● Directions: Find the string "true" in the listing and report every line that has it.

--- begin Raw records ---

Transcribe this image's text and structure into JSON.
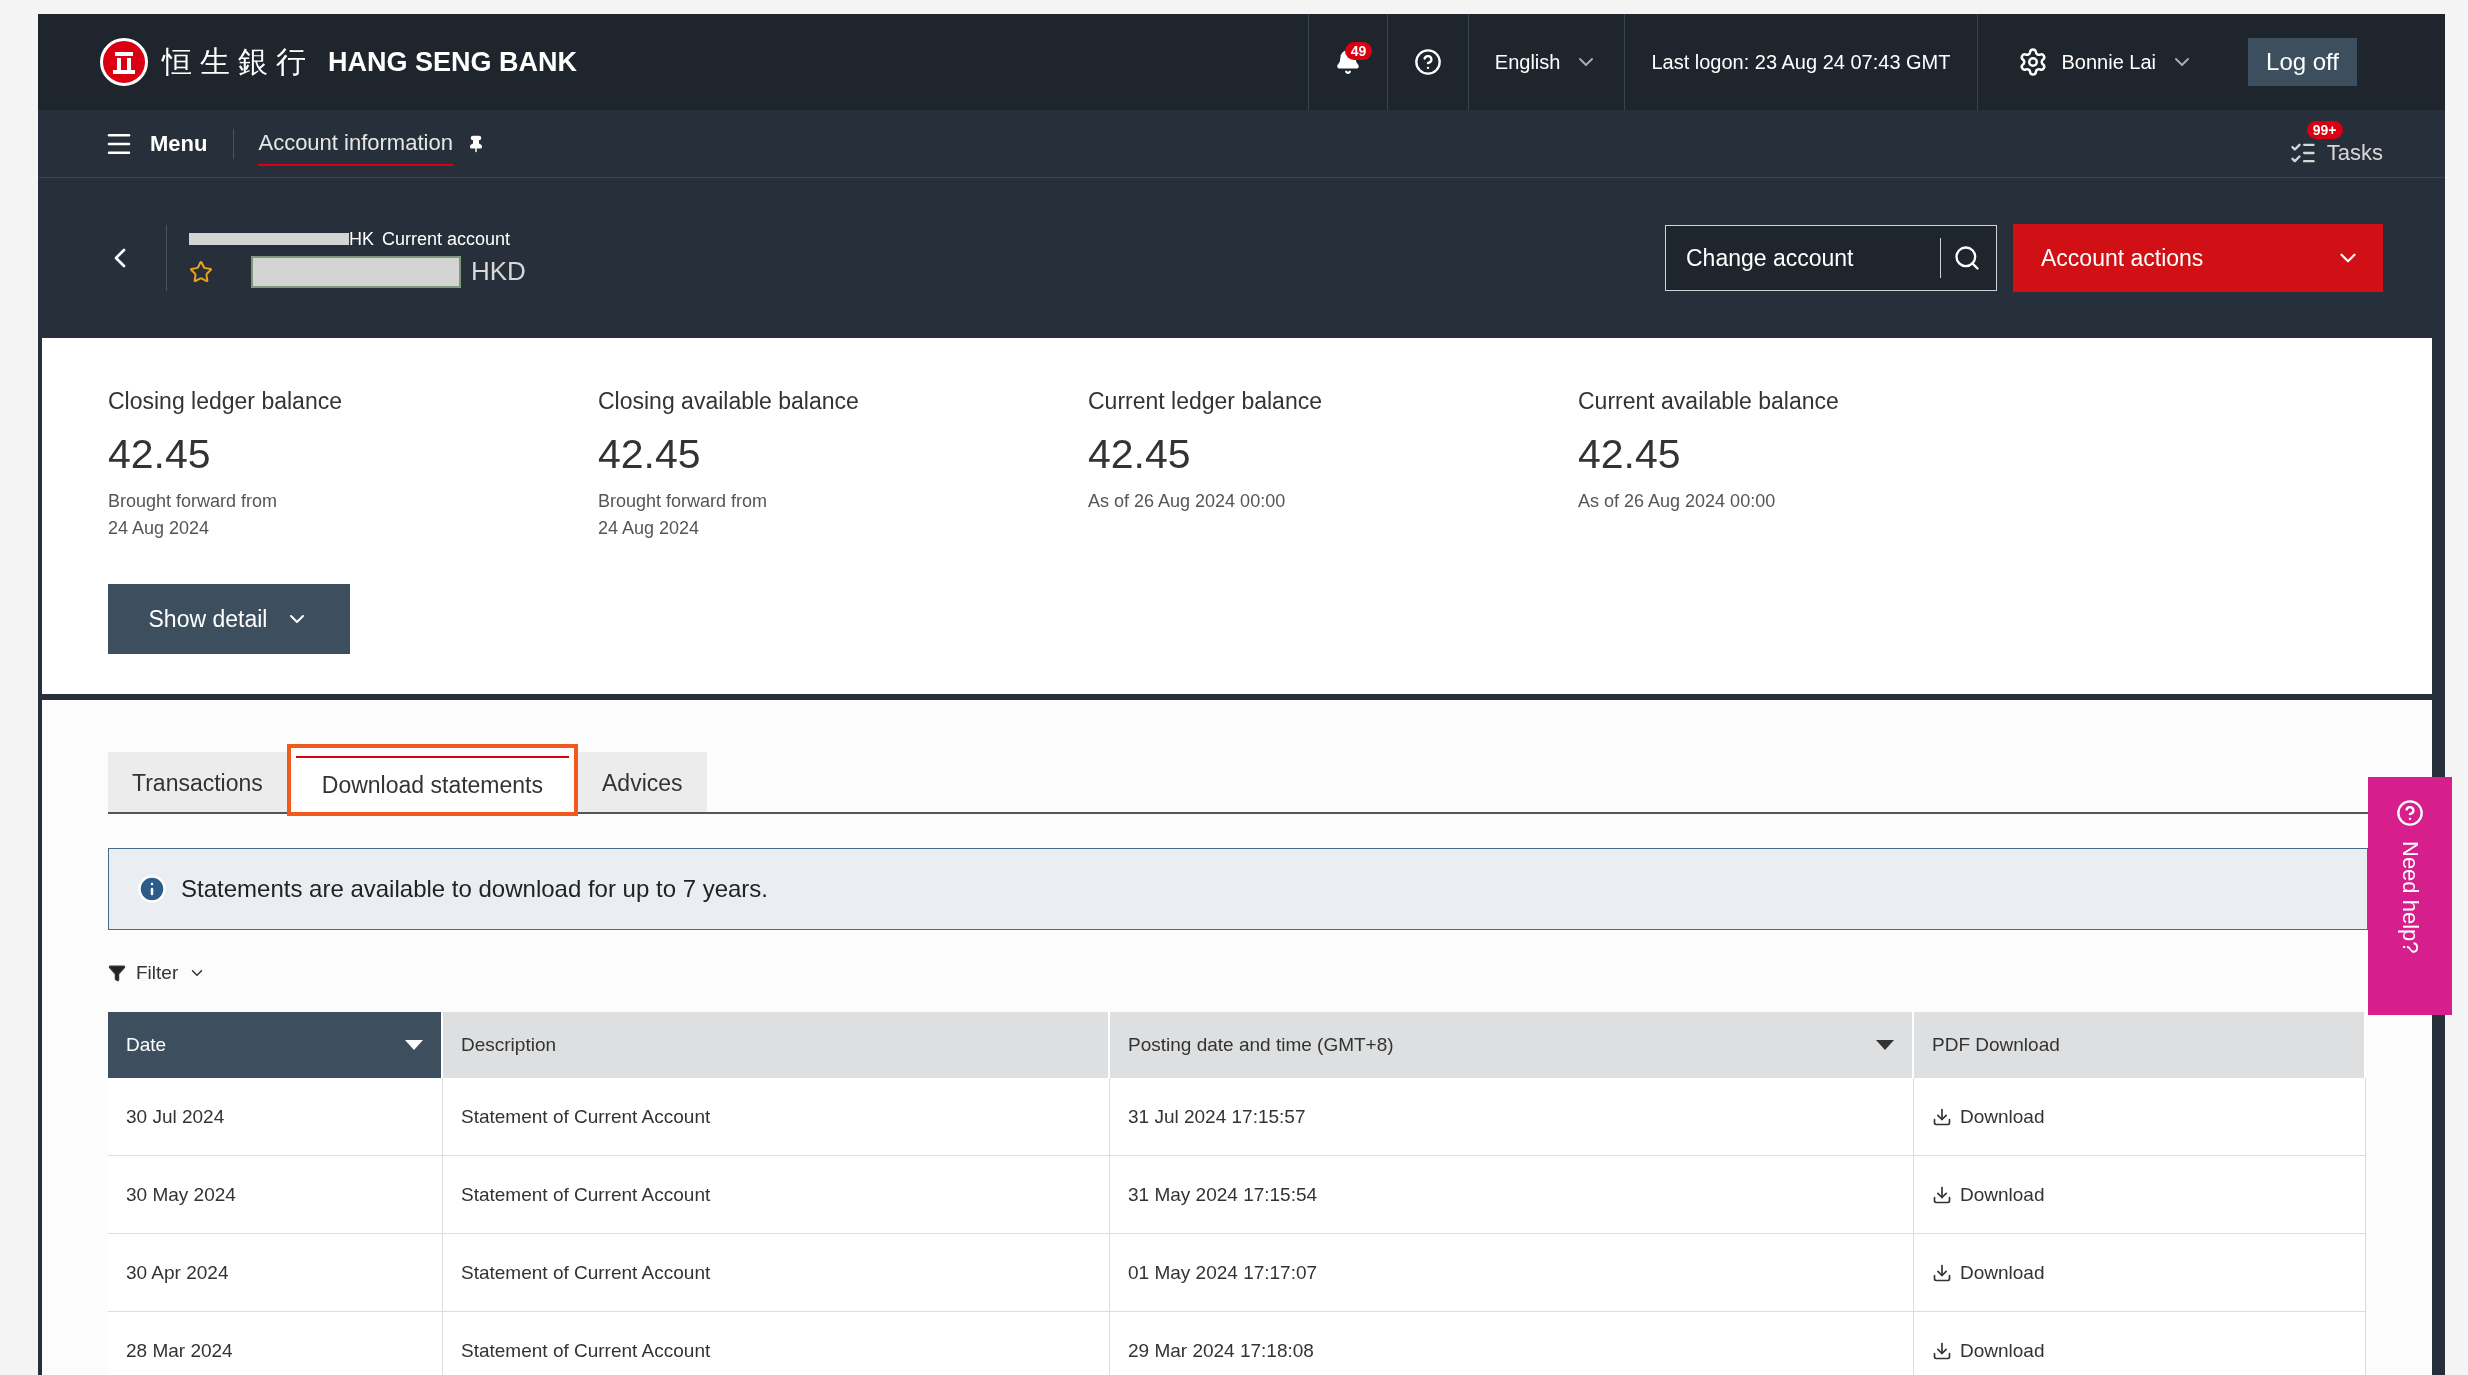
{
  "header": {
    "bank_name_chinese": "恒生銀行",
    "bank_name": "HANG SENG BANK",
    "notifications_count": "49",
    "language": "English",
    "last_logon": "Last logon: 23 Aug 24 07:43 GMT",
    "user_name": "Bonnie Lai",
    "logoff": "Log off"
  },
  "nav": {
    "menu": "Menu",
    "breadcrumb": "Account information",
    "tasks": "Tasks",
    "tasks_count": "99+"
  },
  "account": {
    "name_tail": "HK",
    "type": "Current account",
    "currency": "HKD",
    "favorite": true,
    "change_account_placeholder": "Change account",
    "actions": "Account actions"
  },
  "balances": [
    {
      "label": "Closing ledger balance",
      "amount": "42.45",
      "note": [
        "Brought forward from",
        "24 Aug 2024"
      ]
    },
    {
      "label": "Closing available balance",
      "amount": "42.45",
      "note": [
        "Brought forward from",
        "24 Aug 2024"
      ]
    },
    {
      "label": "Current ledger balance",
      "amount": "42.45",
      "note": [
        "As of 26 Aug 2024 00:00"
      ]
    },
    {
      "label": "Current available balance",
      "amount": "42.45",
      "note": [
        "As of 26 Aug 2024 00:00"
      ]
    }
  ],
  "show_detail": "Show detail",
  "tabs": [
    {
      "label": "Transactions",
      "selected": false,
      "highlighted": false
    },
    {
      "label": "Download statements",
      "selected": true,
      "highlighted": true
    },
    {
      "label": "Advices",
      "selected": false,
      "highlighted": false
    }
  ],
  "info_banner": "Statements are available to download for up to 7 years.",
  "filter": "Filter",
  "table": {
    "columns": [
      {
        "label": "Date",
        "sortable": true,
        "active": true
      },
      {
        "label": "Description",
        "sortable": false,
        "active": false
      },
      {
        "label": "Posting date and time (GMT+8)",
        "sortable": true,
        "active": false
      },
      {
        "label": "PDF Download",
        "sortable": false,
        "active": false
      }
    ],
    "rows": [
      {
        "date": "30 Jul 2024",
        "description": "Statement of Current Account",
        "posted": "31 Jul 2024 17:15:57",
        "download": "Download"
      },
      {
        "date": "30 May 2024",
        "description": "Statement of Current Account",
        "posted": "31 May 2024 17:15:54",
        "download": "Download"
      },
      {
        "date": "30 Apr 2024",
        "description": "Statement of Current Account",
        "posted": "01 May 2024 17:17:07",
        "download": "Download"
      },
      {
        "date": "28 Mar 2024",
        "description": "Statement of Current Account",
        "posted": "29 Mar 2024 17:18:08",
        "download": "Download"
      }
    ]
  },
  "need_help": "Need help?"
}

--- end Raw records ---

● Solution for this exercise:
    "favorite": true,
      "selected": true,
      "highlighted": true
        "sortable": true,
        "active": true
        "sortable": true,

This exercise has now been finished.